[Begin The records]

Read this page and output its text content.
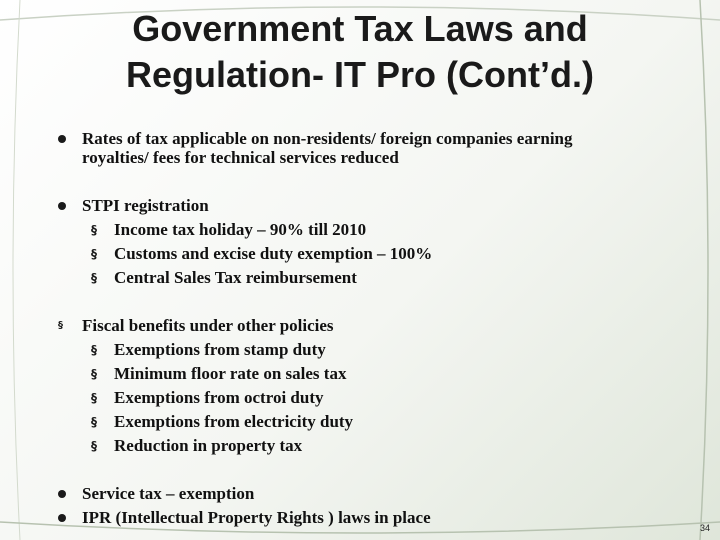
Government Tax Laws and
Regulation- IT Pro (Cont’d.)
Rates of tax applicable on non-residents/ foreign companies earning
royalties/ fees for technical services reduced
STPI registration
§ Income tax holiday – 90% till 2010
§ Customs and excise duty exemption – 100%
§ Central Sales Tax reimbursement
§ Fiscal benefits under other policies
§ Exemptions from stamp duty
§ Minimum floor rate on sales tax
§ Exemptions from octroi duty
§ Exemptions from electricity duty
§ Reduction in property tax
Service tax – exemption
IPR (Intellectual Property Rights ) laws in place
34
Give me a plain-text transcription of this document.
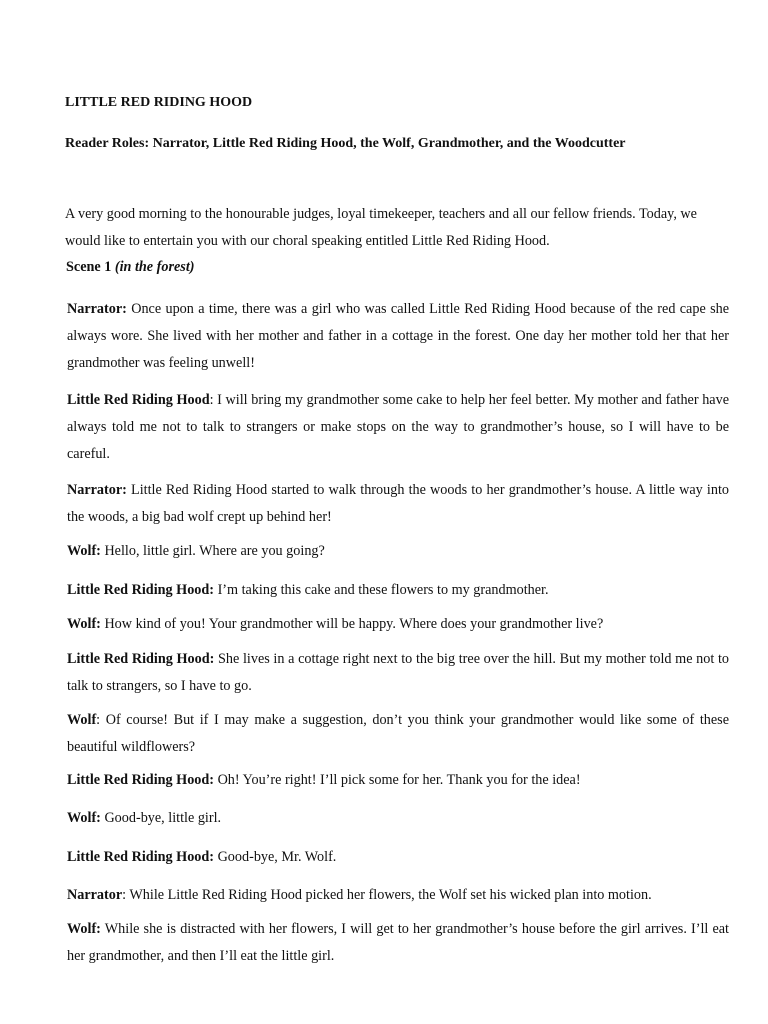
LITTLE RED RIDING HOOD

Reader Roles: Narrator, Little Red Riding Hood, the Wolf, Grandmother, and the Woodcutter

A very good morning to the honourable judges, loyal timekeeper, teachers and all our fellow friends. Today, we would like to entertain you with our choral speaking entitled Little Red Riding Hood.

Scene 1 (in the forest)

Narrator: Once upon a time, there was a girl who was called Little Red Riding Hood because of the red cape she always wore. She lived with her mother and father in a cottage in the forest. One day her mother told her that her grandmother was feeling unwell!

Little Red Riding Hood: I will bring my grandmother some cake to help her feel better. My mother and father have always told me not to talk to strangers or make stops on the way to grandmother’s house, so I will have to be careful.

Narrator: Little Red Riding Hood started to walk through the woods to her grandmother’s house. A little way into the woods, a big bad wolf crept up behind her!

Wolf: Hello, little girl. Where are you going?

Little Red Riding Hood: I’m taking this cake and these flowers to my grandmother.

Wolf: How kind of you! Your grandmother will be happy. Where does your grandmother live?

Little Red Riding Hood: She lives in a cottage right next to the big tree over the hill. But my mother told me not to talk to strangers, so I have to go.

Wolf: Of course! But if I may make a suggestion, don’t you think your grandmother would like some of these beautiful wildflowers?

Little Red Riding Hood: Oh! You’re right! I’ll pick some for her. Thank you for the idea!

Wolf: Good-bye, little girl.

Little Red Riding Hood: Good-bye, Mr. Wolf.

Narrator: While Little Red Riding Hood picked her flowers, the Wolf set his wicked plan into motion.

Wolf: While she is distracted with her flowers, I will get to her grandmother’s house before the girl arrives. I’ll eat her grandmother, and then I’ll eat the little girl.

[End The records]

Instructions for the task: Restate each of the entries above word for word and skip every image.

Response for this exercise:
Read this page and output its text content.
Government Tax Laws and
Regulation- IT Pro (Cont’d.)
Rates of tax applicable on non-residents/ foreign companies earning
royalties/ fees for technical services reduced
STPI registration
§ Income tax holiday – 90% till 2010
§ Customs and excise duty exemption – 100%
§ Central Sales Tax reimbursement
§ Fiscal benefits under other policies
§ Exemptions from stamp duty
§ Minimum floor rate on sales tax
§ Exemptions from octroi duty
§ Exemptions from electricity duty
§ Reduction in property tax
Service tax – exemption
IPR (Intellectual Property Rights ) laws in place
34
Give me a plain-text transcription of this document.
LITTLE RED RIDING HOOD

Reader Roles: Narrator, Little Red Riding Hood, the Wolf, Grandmother, and the Woodcutter

A very good morning to the honourable judges, loyal timekeeper, teachers and all our fellow friends. Today, we would like to entertain you with our choral speaking entitled Little Red Riding Hood.

Scene 1 (in the forest)

Narrator: Once upon a time, there was a girl who was called Little Red Riding Hood because of the red cape she always wore. She lived with her mother and father in a cottage in the forest. One day her mother told her that her grandmother was feeling unwell!

Little Red Riding Hood: I will bring my grandmother some cake to help her feel better. My mother and father have always told me not to talk to strangers or make stops on the way to grandmother’s house, so I will have to be careful.

Narrator: Little Red Riding Hood started to walk through the woods to her grandmother’s house. A little way into the woods, a big bad wolf crept up behind her!

Wolf: Hello, little girl. Where are you going?

Little Red Riding Hood: I’m taking this cake and these flowers to my grandmother.

Wolf: How kind of you! Your grandmother will be happy. Where does your grandmother live?

Little Red Riding Hood: She lives in a cottage right next to the big tree over the hill. But my mother told me not to talk to strangers, so I have to go.

Wolf: Of course! But if I may make a suggestion, don’t you think your grandmother would like some of these beautiful wildflowers?

Little Red Riding Hood: Oh! You’re right! I’ll pick some for her. Thank you for the idea!

Wolf: Good-bye, little girl.

Little Red Riding Hood: Good-bye, Mr. Wolf.

Narrator: While Little Red Riding Hood picked her flowers, the Wolf set his wicked plan into motion.

Wolf: While she is distracted with her flowers, I will get to her grandmother’s house before the girl arrives. I’ll eat her grandmother, and then I’ll eat the little girl.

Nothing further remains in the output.